### Description of the task
Say how many lines contain "from", using only the number.
--- Begin ---
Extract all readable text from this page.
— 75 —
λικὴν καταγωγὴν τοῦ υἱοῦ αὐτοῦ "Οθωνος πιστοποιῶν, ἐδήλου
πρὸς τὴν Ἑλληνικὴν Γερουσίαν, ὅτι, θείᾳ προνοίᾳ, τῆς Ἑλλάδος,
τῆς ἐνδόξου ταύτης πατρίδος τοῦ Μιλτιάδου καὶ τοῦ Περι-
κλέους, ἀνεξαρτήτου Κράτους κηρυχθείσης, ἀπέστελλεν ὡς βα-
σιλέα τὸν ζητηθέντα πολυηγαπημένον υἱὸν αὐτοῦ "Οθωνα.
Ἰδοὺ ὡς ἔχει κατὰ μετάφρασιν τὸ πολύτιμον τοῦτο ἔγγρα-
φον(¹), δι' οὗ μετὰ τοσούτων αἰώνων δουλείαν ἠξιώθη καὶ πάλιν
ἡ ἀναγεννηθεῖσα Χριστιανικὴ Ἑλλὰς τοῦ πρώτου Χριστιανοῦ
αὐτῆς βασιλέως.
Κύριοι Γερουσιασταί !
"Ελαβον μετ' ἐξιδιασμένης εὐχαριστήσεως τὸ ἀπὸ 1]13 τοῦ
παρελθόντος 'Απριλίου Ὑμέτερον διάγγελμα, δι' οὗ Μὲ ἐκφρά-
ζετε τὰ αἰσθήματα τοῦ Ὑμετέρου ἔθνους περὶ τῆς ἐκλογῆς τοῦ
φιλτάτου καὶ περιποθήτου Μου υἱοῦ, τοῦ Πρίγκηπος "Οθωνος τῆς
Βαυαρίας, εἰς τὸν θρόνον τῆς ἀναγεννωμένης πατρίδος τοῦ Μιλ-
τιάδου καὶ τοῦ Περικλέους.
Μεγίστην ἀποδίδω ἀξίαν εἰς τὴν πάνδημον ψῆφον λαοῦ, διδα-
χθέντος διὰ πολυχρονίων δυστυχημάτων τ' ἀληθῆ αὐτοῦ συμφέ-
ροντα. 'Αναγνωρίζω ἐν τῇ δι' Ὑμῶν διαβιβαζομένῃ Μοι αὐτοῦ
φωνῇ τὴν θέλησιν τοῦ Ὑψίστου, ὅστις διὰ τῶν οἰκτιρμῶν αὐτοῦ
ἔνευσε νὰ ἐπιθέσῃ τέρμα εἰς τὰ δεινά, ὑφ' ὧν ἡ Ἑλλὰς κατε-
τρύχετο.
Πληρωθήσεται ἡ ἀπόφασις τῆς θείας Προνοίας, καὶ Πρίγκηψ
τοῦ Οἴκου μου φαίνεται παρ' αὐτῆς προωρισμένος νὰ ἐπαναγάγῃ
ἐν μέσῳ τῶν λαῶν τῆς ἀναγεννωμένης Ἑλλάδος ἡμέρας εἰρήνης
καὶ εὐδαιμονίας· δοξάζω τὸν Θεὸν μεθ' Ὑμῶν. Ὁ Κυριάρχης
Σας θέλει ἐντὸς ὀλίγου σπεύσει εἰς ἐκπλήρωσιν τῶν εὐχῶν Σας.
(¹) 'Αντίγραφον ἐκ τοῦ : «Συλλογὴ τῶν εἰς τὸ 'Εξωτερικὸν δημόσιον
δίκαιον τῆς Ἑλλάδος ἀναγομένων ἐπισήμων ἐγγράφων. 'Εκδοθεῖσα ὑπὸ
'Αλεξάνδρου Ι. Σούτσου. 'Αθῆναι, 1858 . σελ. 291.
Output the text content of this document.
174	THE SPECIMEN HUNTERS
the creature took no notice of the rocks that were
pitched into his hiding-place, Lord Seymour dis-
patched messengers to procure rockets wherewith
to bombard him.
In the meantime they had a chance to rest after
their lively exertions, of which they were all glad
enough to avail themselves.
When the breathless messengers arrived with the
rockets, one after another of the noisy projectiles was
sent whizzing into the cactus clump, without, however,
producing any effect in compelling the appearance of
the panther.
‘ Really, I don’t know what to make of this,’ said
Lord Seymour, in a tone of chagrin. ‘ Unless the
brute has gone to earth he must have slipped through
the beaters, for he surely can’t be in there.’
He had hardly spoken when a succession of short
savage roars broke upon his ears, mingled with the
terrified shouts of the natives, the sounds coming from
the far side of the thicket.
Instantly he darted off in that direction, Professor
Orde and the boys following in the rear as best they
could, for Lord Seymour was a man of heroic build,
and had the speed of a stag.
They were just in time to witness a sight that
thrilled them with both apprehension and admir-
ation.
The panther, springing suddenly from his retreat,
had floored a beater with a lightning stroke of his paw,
--- End ---
### Exercise response
3